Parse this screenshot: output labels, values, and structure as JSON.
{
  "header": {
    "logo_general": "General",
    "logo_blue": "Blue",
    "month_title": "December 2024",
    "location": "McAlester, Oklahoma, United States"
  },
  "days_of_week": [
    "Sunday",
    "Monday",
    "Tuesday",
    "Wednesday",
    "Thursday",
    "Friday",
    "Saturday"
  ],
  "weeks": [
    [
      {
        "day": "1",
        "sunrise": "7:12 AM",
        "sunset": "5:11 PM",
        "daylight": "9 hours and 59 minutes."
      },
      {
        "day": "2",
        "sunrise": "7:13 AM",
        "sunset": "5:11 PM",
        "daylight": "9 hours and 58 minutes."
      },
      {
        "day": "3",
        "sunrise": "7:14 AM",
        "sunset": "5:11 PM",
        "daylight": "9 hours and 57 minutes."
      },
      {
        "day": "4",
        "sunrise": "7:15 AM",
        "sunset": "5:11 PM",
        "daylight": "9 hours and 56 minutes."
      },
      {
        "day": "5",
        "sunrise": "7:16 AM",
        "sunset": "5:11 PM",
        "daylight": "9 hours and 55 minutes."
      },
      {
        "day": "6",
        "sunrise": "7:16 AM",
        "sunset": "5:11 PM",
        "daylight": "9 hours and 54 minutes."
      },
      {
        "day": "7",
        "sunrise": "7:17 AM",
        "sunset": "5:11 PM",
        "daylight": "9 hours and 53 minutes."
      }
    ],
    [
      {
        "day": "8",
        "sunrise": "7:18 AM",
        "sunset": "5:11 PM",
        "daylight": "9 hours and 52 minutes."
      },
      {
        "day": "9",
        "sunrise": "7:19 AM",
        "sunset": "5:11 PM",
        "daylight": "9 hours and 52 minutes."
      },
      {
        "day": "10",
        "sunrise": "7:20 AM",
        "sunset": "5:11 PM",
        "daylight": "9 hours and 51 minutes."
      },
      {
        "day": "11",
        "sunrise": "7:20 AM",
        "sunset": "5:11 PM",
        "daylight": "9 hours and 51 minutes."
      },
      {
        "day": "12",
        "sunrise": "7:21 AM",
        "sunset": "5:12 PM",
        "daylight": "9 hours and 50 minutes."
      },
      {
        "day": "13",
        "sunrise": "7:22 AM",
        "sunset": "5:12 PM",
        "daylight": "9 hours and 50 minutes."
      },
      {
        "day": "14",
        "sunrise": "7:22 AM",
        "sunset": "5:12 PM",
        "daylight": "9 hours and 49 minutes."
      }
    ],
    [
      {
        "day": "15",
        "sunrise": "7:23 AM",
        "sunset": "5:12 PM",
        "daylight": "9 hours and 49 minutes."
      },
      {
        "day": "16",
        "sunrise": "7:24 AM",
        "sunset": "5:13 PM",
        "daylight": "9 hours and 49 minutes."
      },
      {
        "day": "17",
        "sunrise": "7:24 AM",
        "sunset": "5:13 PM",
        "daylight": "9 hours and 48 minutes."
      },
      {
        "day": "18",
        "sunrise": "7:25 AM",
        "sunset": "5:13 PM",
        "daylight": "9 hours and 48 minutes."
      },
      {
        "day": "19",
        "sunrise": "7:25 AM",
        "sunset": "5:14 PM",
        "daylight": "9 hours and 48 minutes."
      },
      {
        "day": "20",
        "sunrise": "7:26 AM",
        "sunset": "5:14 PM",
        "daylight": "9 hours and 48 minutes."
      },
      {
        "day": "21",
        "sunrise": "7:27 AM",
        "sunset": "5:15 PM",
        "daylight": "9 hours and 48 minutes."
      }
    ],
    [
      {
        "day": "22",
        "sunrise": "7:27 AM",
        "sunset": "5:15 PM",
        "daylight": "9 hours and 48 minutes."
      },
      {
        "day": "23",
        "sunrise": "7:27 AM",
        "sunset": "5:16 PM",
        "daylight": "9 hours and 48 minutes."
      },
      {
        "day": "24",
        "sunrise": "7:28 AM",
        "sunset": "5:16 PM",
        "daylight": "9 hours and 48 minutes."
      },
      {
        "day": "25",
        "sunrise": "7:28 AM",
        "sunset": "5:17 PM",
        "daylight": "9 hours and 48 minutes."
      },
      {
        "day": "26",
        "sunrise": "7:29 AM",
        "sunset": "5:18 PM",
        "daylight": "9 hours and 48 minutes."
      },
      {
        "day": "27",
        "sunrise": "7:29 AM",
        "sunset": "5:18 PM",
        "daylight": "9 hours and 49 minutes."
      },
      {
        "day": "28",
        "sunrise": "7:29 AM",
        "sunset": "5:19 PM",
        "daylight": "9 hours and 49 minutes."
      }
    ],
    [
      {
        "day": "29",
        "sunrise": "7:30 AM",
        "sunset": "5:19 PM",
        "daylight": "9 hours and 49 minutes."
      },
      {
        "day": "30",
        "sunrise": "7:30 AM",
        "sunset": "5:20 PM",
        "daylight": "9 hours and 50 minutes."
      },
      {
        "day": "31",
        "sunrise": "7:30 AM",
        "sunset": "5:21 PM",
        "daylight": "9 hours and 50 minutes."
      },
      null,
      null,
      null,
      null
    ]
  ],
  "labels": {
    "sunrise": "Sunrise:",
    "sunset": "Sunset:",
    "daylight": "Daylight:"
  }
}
•••
**Exercise**. Which lines include the word "labels"? Copy every one of them.

**Answer in full**.
Parse this screenshot: output labels, values, and structure as JSON.
  "labels": {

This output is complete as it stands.